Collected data

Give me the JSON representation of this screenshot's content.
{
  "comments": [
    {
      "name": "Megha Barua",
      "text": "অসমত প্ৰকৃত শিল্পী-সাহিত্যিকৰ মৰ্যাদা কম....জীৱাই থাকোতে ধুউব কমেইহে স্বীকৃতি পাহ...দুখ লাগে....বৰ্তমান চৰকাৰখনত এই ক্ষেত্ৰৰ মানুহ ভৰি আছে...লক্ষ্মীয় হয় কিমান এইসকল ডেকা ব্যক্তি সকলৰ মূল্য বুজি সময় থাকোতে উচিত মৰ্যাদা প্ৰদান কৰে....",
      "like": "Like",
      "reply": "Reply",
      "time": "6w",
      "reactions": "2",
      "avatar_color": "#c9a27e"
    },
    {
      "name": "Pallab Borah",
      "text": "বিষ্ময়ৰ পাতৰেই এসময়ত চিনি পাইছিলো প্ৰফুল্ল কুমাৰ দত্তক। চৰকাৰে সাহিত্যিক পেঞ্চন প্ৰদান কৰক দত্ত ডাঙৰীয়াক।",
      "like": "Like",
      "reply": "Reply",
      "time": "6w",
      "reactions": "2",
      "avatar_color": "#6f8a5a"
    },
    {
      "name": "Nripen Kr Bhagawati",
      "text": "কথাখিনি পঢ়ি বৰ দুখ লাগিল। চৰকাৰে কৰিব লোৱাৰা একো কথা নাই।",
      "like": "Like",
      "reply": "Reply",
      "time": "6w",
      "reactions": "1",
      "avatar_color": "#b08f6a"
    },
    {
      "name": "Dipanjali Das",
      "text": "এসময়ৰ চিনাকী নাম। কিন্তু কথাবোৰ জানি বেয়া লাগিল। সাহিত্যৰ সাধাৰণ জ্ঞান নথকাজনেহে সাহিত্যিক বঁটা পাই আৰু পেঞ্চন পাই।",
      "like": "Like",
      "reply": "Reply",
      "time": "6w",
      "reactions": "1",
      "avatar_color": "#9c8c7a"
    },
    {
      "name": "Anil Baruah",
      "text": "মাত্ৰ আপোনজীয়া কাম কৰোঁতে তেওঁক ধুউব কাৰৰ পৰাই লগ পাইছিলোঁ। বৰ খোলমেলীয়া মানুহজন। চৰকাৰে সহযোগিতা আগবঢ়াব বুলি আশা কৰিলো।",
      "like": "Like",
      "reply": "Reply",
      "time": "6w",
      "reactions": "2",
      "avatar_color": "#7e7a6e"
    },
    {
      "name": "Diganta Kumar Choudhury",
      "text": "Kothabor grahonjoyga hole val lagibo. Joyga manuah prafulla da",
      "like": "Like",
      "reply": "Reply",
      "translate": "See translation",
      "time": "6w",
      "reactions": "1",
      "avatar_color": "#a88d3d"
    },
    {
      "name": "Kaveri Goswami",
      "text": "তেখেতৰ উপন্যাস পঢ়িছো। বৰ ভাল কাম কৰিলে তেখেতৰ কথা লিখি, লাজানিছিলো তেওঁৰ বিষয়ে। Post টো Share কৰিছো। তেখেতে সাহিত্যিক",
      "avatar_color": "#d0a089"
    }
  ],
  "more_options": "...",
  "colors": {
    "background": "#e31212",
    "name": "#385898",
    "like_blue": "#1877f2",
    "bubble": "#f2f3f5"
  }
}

• WORK TO COMPLETE: Return all of the entries exactly as written.

• WRITTEN ANSWER:
Give me the JSON representation of this screenshot's content.
{
  "comments": [
    {
      "name": "Megha Barua",
      "text": "অসমত প্ৰকৃত শিল্পী-সাহিত্যিকৰ মৰ্যাদা কম....জীৱাই থাকোতে ধুউব কমেইহে স্বীকৃতি পাহ...দুখ লাগে....বৰ্তমান চৰকাৰখনত এই ক্ষেত্ৰৰ মানুহ ভৰি আছে...লক্ষ্মীয় হয় কিমান এইসকল ডেকা ব্যক্তি সকলৰ মূল্য বুজি সময় থাকোতে উচিত মৰ্যাদা প্ৰদান কৰে....",
      "like": "Like",
      "reply": "Reply",
      "time": "6w",
      "reactions": "2",
      "avatar_color": "#c9a27e"
    },
    {
      "name": "Pallab Borah",
      "text": "বিষ্ময়ৰ পাতৰেই এসময়ত চিনি পাইছিলো প্ৰফুল্ল কুমাৰ দত্তক। চৰকাৰে সাহিত্যিক পেঞ্চন প্ৰদান কৰক দত্ত ডাঙৰীয়াক।",
      "like": "Like",
      "reply": "Reply",
      "time": "6w",
      "reactions": "2",
      "avatar_color": "#6f8a5a"
    },
    {
      "name": "Nripen Kr Bhagawati",
      "text": "কথাখিনি পঢ়ি বৰ দুখ লাগিল। চৰকাৰে কৰিব লোৱাৰা একো কথা নাই।",
      "like": "Like",
      "reply": "Reply",
      "time": "6w",
      "reactions": "1",
      "avatar_color": "#b08f6a"
    },
    {
      "name": "Dipanjali Das",
      "text": "এসময়ৰ চিনাকী নাম। কিন্তু কথাবোৰ জানি বেয়া লাগিল। সাহিত্যৰ সাধাৰণ জ্ঞান নথকাজনেহে সাহিত্যিক বঁটা পাই আৰু পেঞ্চন পাই।",
      "like": "Like",
      "reply": "Reply",
      "time": "6w",
      "reactions": "1",
      "avatar_color": "#9c8c7a"
    },
    {
      "name": "Anil Baruah",
      "text": "মাত্ৰ আপোনজীয়া কাম কৰোঁতে তেওঁক ধুউব কাৰৰ পৰাই লগ পাইছিলোঁ। বৰ খোলমেলীয়া মানুহজন। চৰকাৰে সহযোগিতা আগবঢ়াব বুলি আশা কৰিলো।",
      "like": "Like",
      "reply": "Reply",
      "time": "6w",
      "reactions": "2",
      "avatar_color": "#7e7a6e"
    },
    {
      "name": "Diganta Kumar Choudhury",
      "text": "Kothabor grahonjoyga hole val lagibo. Joyga manuah prafulla da",
      "like": "Like",
      "reply": "Reply",
      "translate": "See translation",
      "time": "6w",
      "reactions": "1",
      "avatar_color": "#a88d3d"
    },
    {
      "name": "Kaveri Goswami",
      "text": "তেখেতৰ উপন্যাস পঢ়িছো। বৰ ভাল কাম কৰিলে তেখেতৰ কথা লিখি, লাজানিছিলো তেওঁৰ বিষয়ে। Post টো Share কৰিছো। তেখেতে সাহিত্যিক",
      "avatar_color": "#d0a089"
    }
  ],
  "more_options": "...",
  "colors": {
    "background": "#e31212",
    "name": "#385898",
    "like_blue": "#1877f2",
    "bubble": "#f2f3f5"
  }
}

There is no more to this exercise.